[Items from a figure collection]
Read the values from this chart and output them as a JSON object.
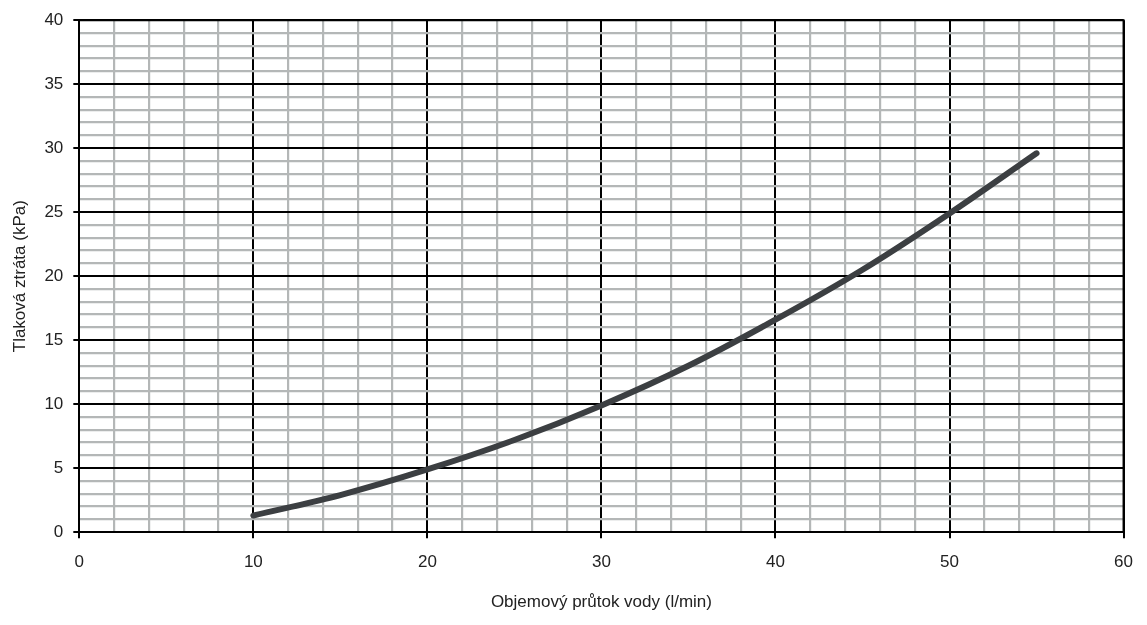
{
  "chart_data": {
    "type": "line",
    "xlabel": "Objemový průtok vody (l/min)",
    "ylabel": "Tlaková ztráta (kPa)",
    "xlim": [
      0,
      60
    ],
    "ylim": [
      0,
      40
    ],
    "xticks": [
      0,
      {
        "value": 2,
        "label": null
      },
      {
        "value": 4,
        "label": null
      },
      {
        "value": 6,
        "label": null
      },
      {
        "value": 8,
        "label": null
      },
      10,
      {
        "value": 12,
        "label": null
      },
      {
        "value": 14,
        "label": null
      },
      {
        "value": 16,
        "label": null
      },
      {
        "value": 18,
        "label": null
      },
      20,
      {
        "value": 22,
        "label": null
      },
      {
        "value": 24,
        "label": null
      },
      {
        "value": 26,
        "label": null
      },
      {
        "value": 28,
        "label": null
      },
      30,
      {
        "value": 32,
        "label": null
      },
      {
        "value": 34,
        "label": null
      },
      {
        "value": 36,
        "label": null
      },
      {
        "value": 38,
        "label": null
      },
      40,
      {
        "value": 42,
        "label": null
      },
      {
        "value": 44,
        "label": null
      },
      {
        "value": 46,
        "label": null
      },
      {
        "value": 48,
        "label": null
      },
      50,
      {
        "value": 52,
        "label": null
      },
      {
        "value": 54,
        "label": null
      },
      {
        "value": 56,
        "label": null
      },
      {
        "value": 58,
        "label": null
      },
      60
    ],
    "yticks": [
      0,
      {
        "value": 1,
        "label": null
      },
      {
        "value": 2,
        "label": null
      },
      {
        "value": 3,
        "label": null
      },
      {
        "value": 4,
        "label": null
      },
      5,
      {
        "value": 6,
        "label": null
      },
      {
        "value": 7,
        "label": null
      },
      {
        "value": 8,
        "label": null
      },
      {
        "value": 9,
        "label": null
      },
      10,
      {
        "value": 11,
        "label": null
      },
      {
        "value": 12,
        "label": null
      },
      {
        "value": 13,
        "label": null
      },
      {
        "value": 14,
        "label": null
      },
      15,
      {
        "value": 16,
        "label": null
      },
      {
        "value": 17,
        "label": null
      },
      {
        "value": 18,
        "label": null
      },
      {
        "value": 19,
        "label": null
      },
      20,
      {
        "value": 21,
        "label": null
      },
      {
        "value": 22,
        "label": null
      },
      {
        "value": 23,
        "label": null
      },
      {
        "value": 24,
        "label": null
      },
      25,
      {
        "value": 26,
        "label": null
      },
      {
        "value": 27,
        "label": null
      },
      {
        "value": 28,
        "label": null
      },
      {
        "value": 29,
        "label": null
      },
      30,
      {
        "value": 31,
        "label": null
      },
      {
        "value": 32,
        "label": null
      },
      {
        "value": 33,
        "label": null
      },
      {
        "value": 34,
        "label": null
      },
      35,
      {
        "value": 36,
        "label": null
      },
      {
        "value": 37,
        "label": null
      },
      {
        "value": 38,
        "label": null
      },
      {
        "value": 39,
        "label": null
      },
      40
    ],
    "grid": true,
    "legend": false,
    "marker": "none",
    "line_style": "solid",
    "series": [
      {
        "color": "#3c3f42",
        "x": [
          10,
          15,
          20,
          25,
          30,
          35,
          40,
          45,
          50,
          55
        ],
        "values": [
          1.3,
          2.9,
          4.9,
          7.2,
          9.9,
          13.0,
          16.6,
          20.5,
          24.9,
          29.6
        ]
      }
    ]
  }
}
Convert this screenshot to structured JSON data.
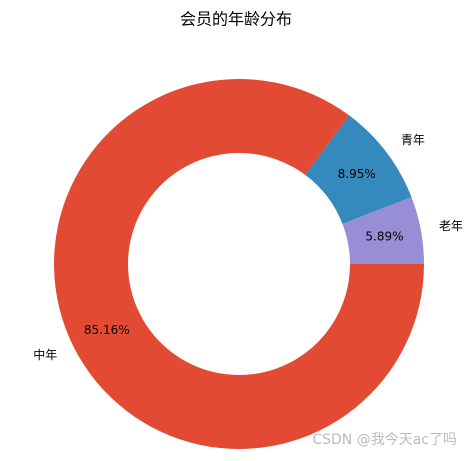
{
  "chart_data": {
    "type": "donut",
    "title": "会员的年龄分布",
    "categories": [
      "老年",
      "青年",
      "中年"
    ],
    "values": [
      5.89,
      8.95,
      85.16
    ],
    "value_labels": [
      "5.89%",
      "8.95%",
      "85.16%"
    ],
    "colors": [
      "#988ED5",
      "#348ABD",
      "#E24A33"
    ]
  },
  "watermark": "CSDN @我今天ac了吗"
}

▶ _TASK DETAILS_
Go through the records and copy each line with "this" in it.

▶ _FINAL ANSWER_
Read the values from this chart and output them as a JSON object.
Convert this screenshot to structured JSON data.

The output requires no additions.